> Aim
For the data below, work out how many lines contain the word "Orange" and supply only that number.

Dataset records:
>> START
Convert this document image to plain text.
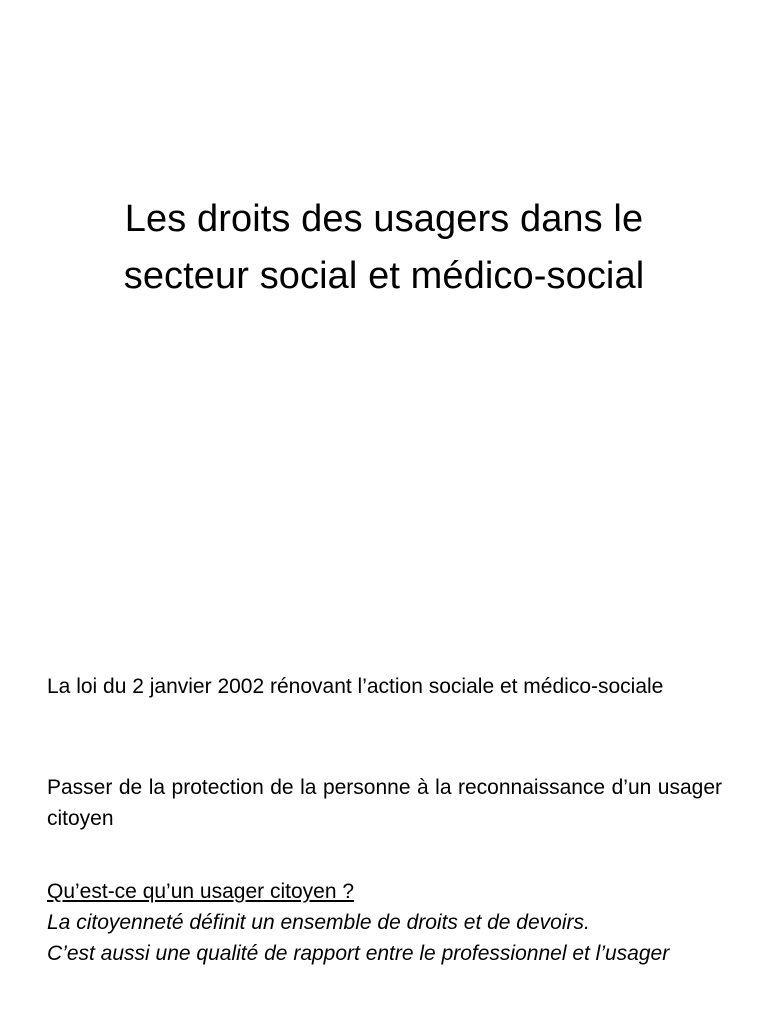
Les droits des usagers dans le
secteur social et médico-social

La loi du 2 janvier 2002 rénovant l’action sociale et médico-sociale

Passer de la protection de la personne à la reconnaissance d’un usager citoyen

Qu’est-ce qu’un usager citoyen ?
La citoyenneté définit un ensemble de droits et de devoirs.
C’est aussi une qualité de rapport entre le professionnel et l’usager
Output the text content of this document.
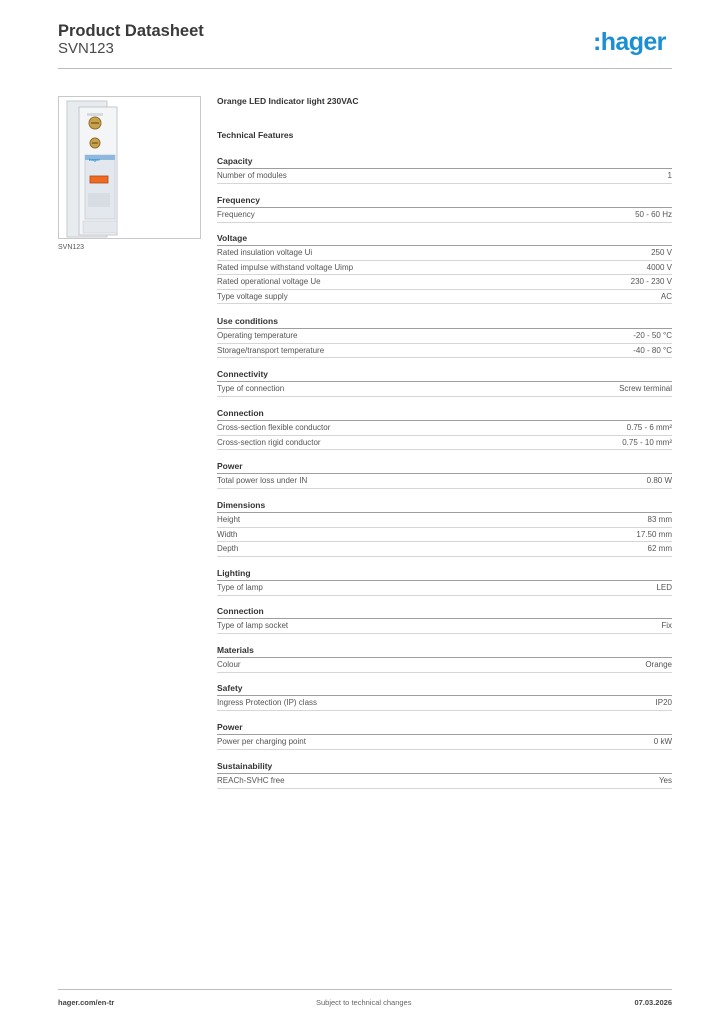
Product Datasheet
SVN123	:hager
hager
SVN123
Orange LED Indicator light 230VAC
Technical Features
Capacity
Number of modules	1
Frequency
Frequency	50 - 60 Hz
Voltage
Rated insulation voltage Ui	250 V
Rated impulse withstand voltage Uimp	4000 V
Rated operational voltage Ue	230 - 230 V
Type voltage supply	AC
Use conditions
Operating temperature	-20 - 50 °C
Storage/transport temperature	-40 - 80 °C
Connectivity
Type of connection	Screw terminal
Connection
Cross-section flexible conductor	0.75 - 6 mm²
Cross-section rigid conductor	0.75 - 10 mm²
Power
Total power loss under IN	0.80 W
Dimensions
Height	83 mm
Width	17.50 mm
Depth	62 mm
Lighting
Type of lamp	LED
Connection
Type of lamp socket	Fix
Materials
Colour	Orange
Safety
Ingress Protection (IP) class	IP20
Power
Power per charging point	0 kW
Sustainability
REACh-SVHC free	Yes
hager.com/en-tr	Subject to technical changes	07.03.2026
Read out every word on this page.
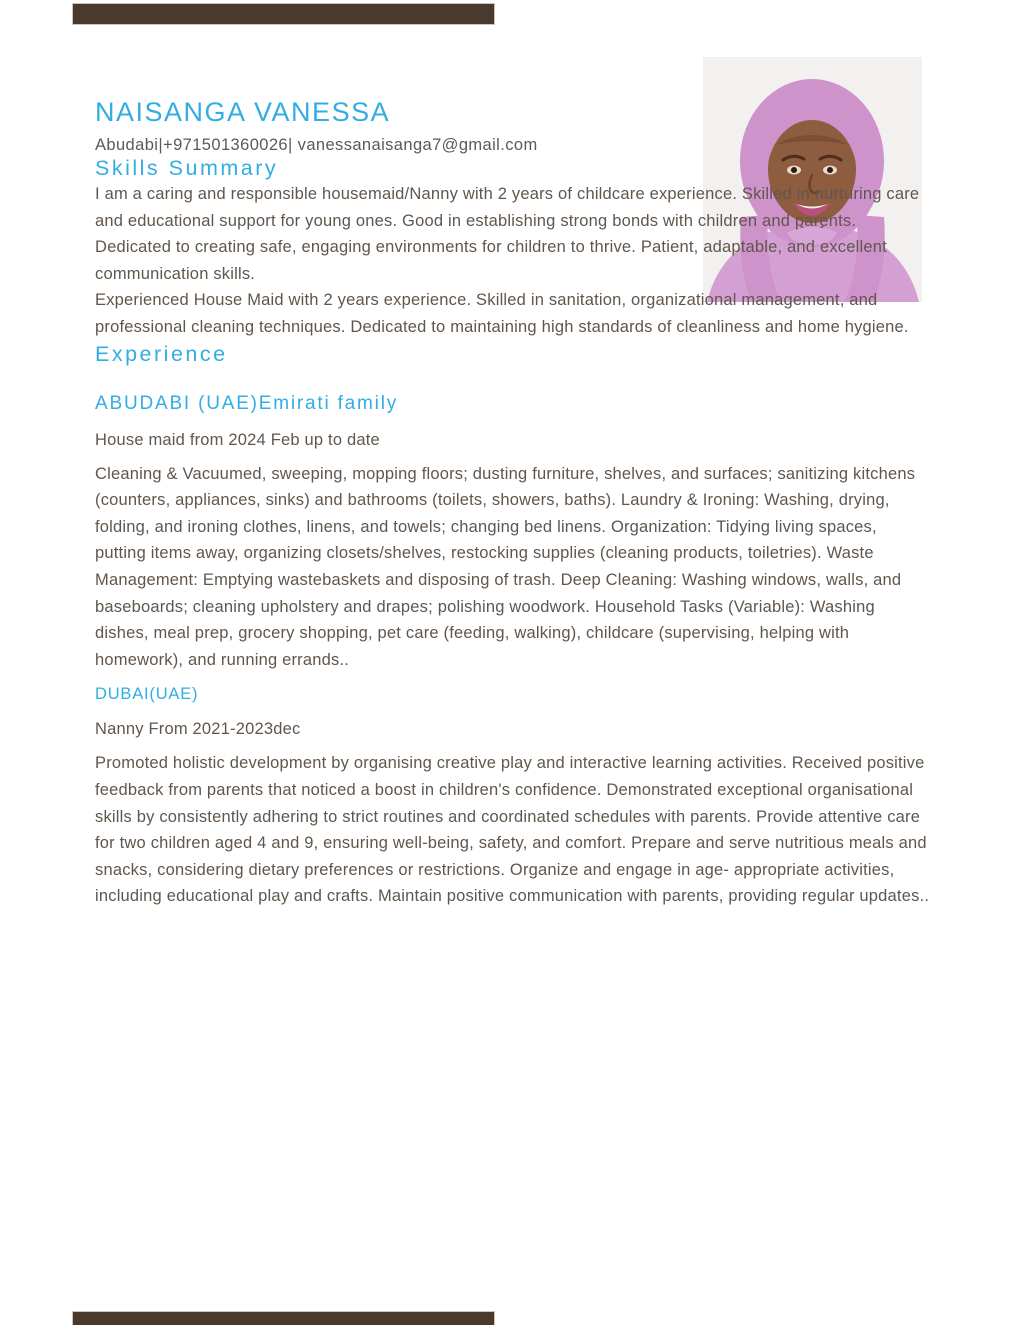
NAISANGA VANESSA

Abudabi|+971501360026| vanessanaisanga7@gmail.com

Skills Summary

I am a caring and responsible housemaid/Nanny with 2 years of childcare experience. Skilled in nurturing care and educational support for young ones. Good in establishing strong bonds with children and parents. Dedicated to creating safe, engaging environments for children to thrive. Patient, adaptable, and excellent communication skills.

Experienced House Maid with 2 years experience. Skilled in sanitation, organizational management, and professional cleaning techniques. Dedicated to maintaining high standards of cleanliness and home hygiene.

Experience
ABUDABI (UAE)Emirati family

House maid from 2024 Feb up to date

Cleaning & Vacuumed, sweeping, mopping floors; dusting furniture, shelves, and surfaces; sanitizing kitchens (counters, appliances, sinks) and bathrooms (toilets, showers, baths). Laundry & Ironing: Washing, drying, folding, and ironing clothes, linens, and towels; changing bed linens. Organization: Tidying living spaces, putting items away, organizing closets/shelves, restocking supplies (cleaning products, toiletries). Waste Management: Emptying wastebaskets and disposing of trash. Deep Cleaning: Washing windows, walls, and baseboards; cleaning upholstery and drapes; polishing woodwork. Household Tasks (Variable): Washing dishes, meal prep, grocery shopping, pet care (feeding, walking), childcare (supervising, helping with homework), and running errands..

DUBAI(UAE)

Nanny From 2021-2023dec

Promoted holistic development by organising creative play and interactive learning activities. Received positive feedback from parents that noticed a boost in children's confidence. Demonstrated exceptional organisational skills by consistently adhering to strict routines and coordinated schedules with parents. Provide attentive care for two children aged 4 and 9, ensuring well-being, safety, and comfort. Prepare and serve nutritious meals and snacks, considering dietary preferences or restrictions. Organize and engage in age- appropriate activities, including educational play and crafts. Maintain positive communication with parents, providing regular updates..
>> END
> Result of the exercise
2